- _OBJECTIVE_
Without the pictures, reproduce the records that follow exactly.

- _RECORDS FOR THIS EXERCISE_
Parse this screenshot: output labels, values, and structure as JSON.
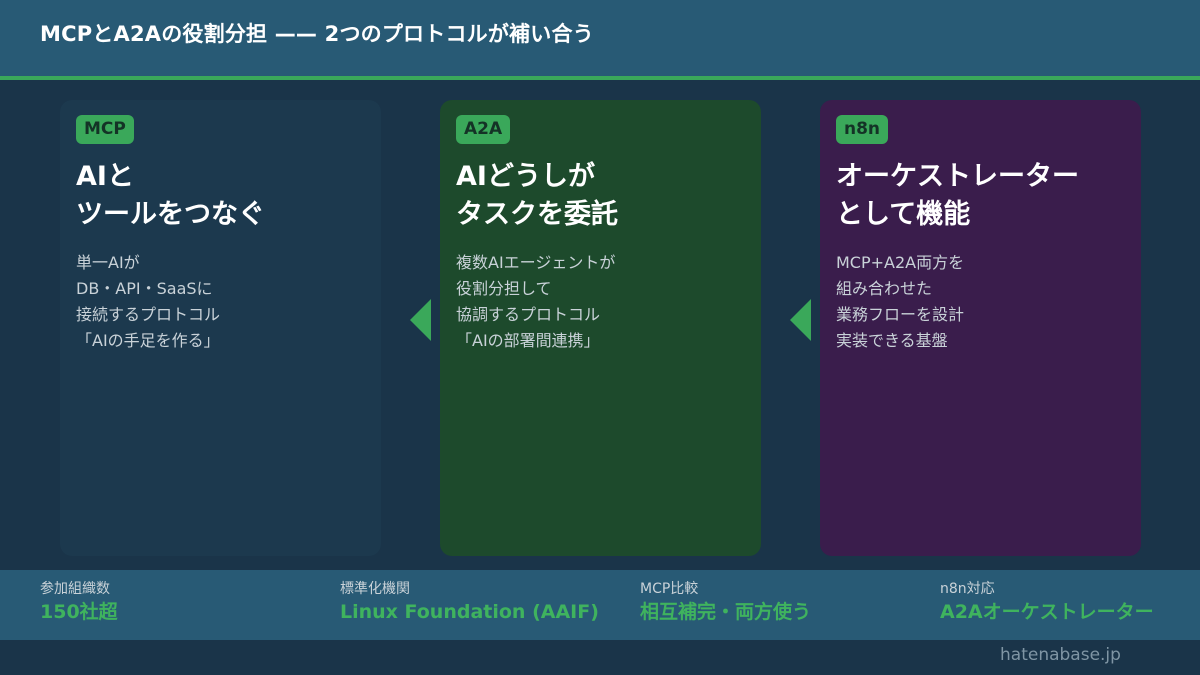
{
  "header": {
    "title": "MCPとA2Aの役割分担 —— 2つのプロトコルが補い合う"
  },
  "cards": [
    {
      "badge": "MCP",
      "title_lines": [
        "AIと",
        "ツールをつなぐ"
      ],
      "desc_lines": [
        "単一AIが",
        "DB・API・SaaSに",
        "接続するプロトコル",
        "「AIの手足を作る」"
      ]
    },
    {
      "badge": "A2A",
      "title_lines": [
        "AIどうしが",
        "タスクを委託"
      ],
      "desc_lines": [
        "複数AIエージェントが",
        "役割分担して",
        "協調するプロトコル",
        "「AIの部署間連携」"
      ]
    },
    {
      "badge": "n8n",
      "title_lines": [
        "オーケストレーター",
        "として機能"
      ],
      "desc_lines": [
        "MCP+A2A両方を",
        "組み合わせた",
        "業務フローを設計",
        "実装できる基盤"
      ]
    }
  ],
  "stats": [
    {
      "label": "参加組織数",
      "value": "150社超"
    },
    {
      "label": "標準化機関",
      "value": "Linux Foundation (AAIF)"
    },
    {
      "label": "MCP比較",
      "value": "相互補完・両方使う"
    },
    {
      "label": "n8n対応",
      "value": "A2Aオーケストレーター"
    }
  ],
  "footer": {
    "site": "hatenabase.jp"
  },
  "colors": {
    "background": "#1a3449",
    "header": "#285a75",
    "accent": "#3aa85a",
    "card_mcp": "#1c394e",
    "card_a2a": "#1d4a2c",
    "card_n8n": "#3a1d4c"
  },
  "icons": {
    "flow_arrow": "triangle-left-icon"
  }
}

- _RESULT OF THE EXERCISE_
Parse this screenshot: output labels, values, and structure as JSON.
{
  "header": {
    "title": "MCPとA2Aの役割分担 —— 2つのプロトコルが補い合う"
  },
  "cards": [
    {
      "badge": "MCP",
      "title_lines": [
        "AIと",
        "ツールをつなぐ"
      ],
      "desc_lines": [
        "単一AIが",
        "DB・API・SaaSに",
        "接続するプロトコル",
        "「AIの手足を作る」"
      ]
    },
    {
      "badge": "A2A",
      "title_lines": [
        "AIどうしが",
        "タスクを委託"
      ],
      "desc_lines": [
        "複数AIエージェントが",
        "役割分担して",
        "協調するプロトコル",
        "「AIの部署間連携」"
      ]
    },
    {
      "badge": "n8n",
      "title_lines": [
        "オーケストレーター",
        "として機能"
      ],
      "desc_lines": [
        "MCP+A2A両方を",
        "組み合わせた",
        "業務フローを設計",
        "実装できる基盤"
      ]
    }
  ],
  "stats": [
    {
      "label": "参加組織数",
      "value": "150社超"
    },
    {
      "label": "標準化機関",
      "value": "Linux Foundation (AAIF)"
    },
    {
      "label": "MCP比較",
      "value": "相互補完・両方使う"
    },
    {
      "label": "n8n対応",
      "value": "A2Aオーケストレーター"
    }
  ],
  "footer": {
    "site": "hatenabase.jp"
  },
  "colors": {
    "background": "#1a3449",
    "header": "#285a75",
    "accent": "#3aa85a",
    "card_mcp": "#1c394e",
    "card_a2a": "#1d4a2c",
    "card_n8n": "#3a1d4c"
  },
  "icons": {
    "flow_arrow": "triangle-left-icon"
  }
}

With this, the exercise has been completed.